(Dataset items)
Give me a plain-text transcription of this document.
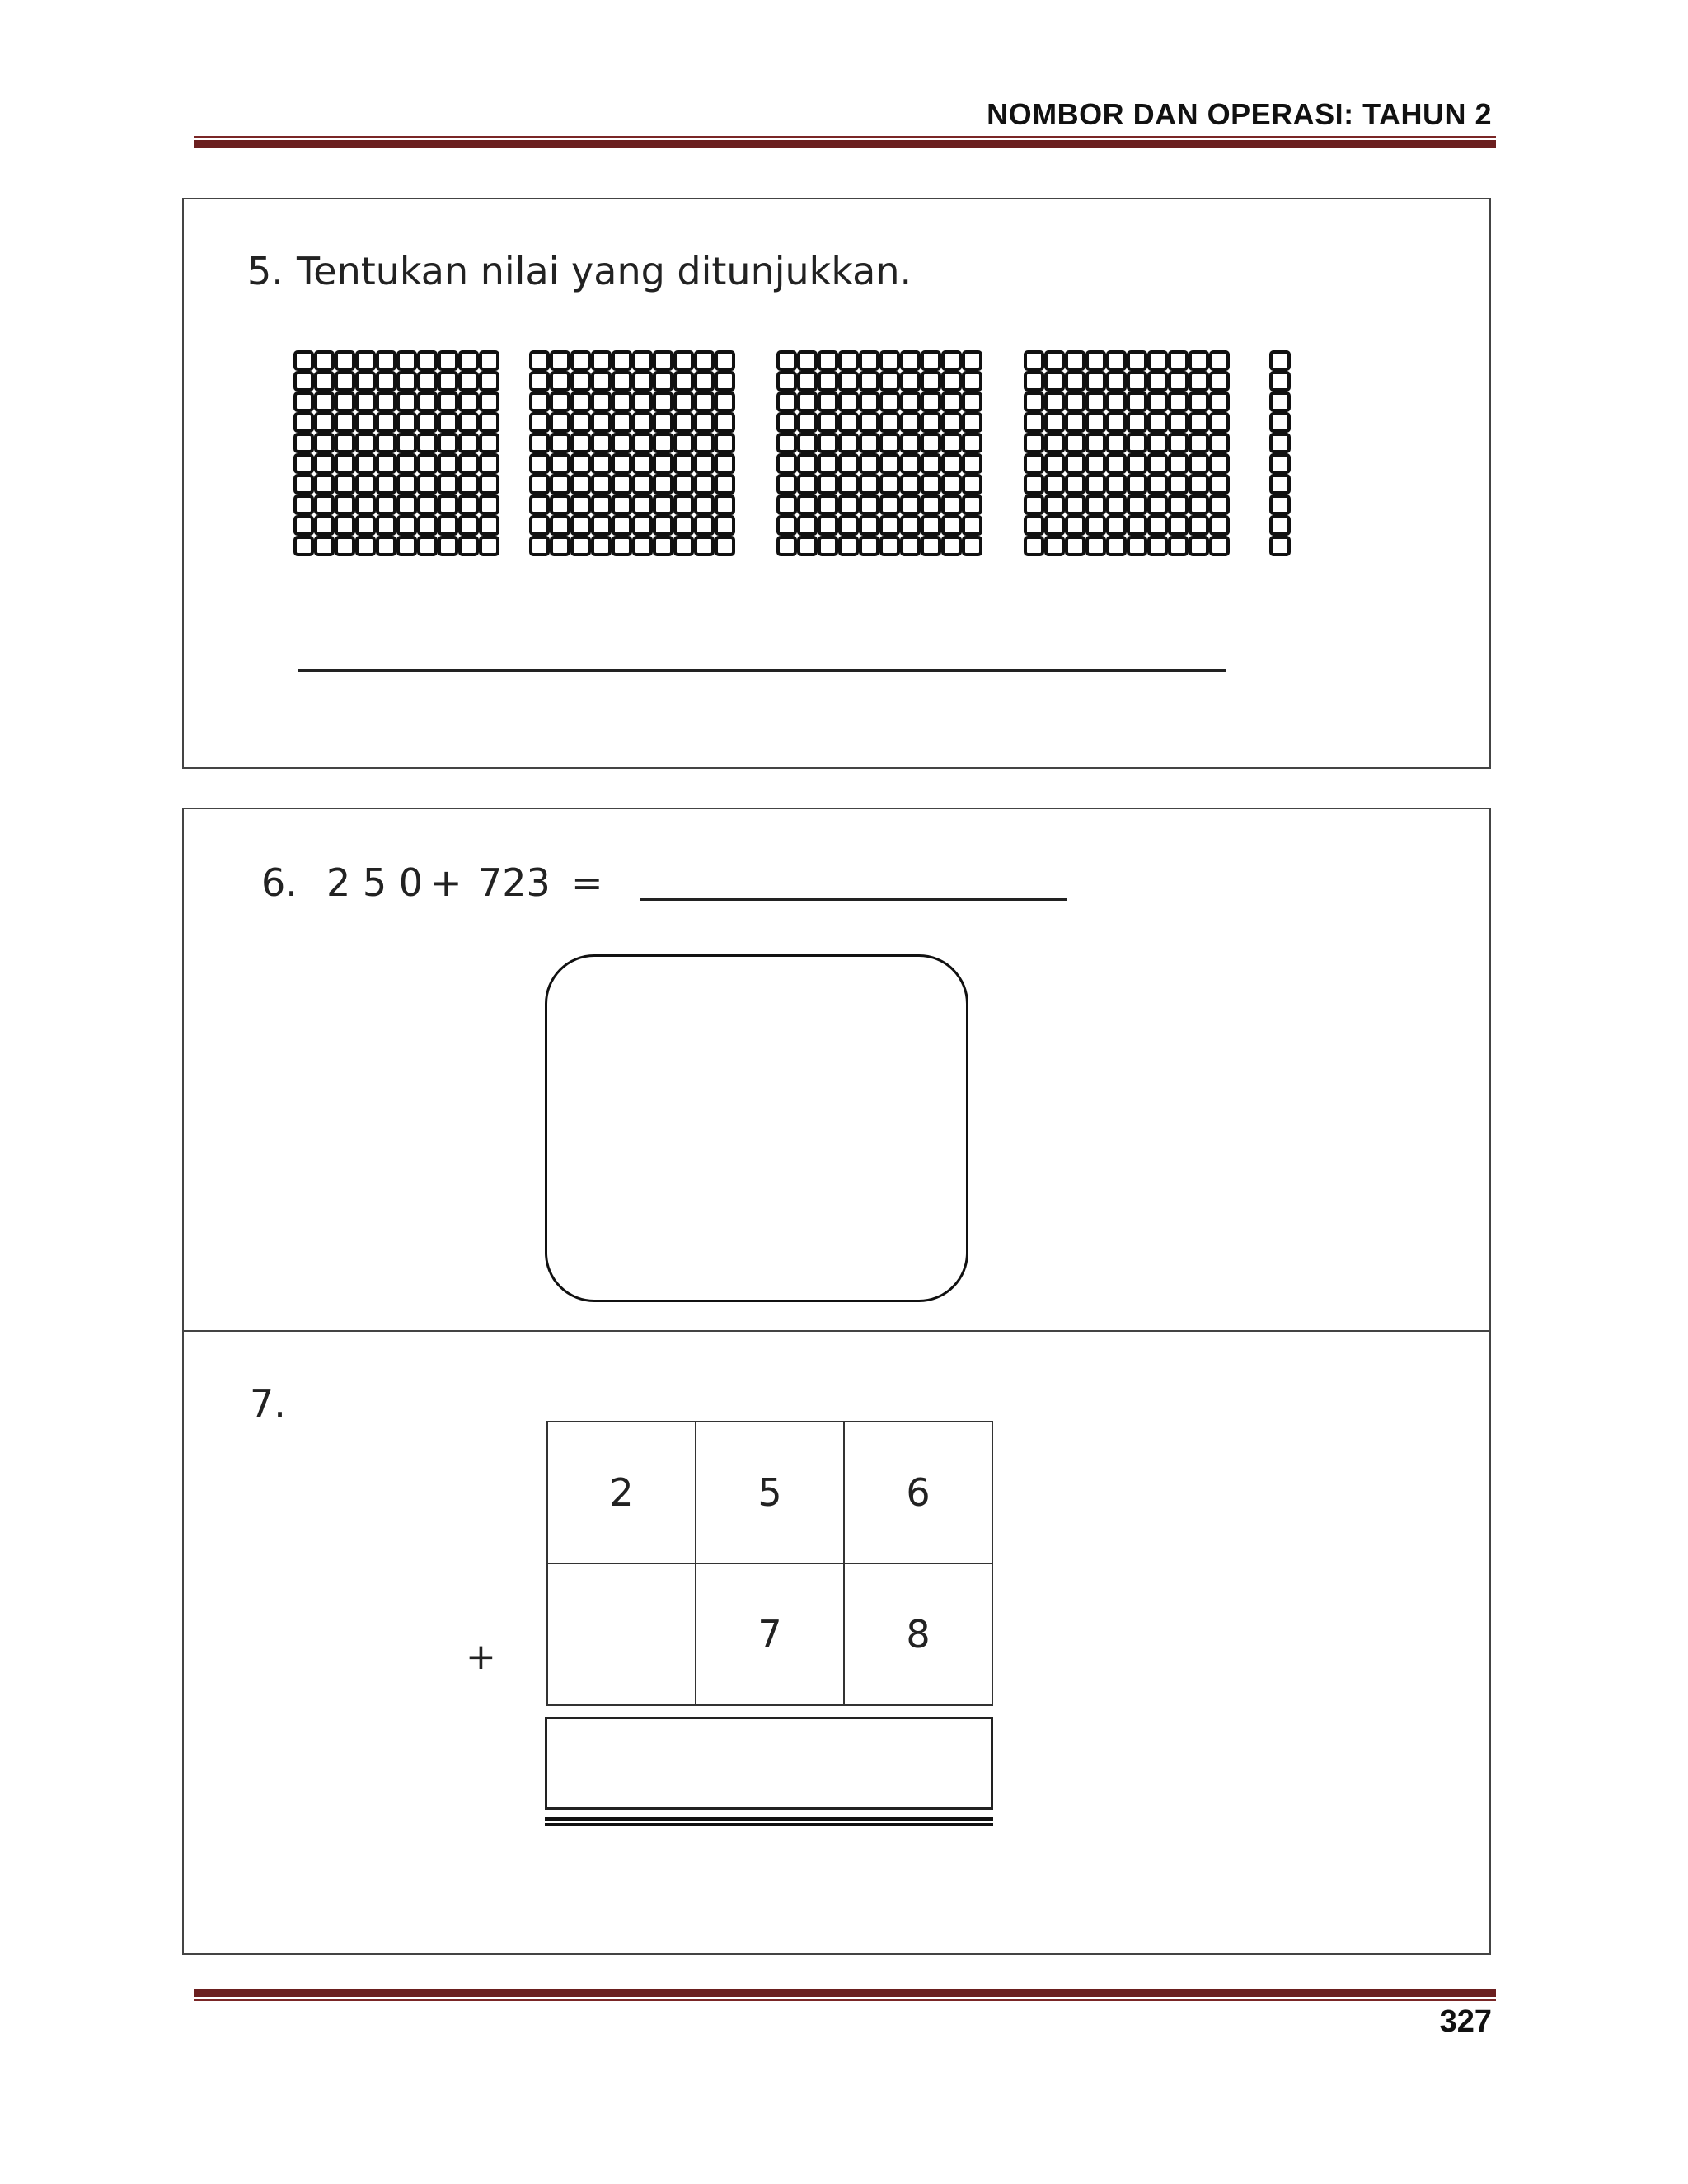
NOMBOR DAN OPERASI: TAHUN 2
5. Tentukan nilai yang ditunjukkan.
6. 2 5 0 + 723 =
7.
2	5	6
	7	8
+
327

◆ Task instructions: Every line of text is to be repeated exactly; pictures are left out.

◆ Expected answer:
Give me a plain-text transcription of this document.
NOMBOR DAN OPERASI: TAHUN 2
5. Tentukan nilai yang ditunjukkan.
6. 2 5 0 + 723 =
7.
2	5	6
	7	8
+
327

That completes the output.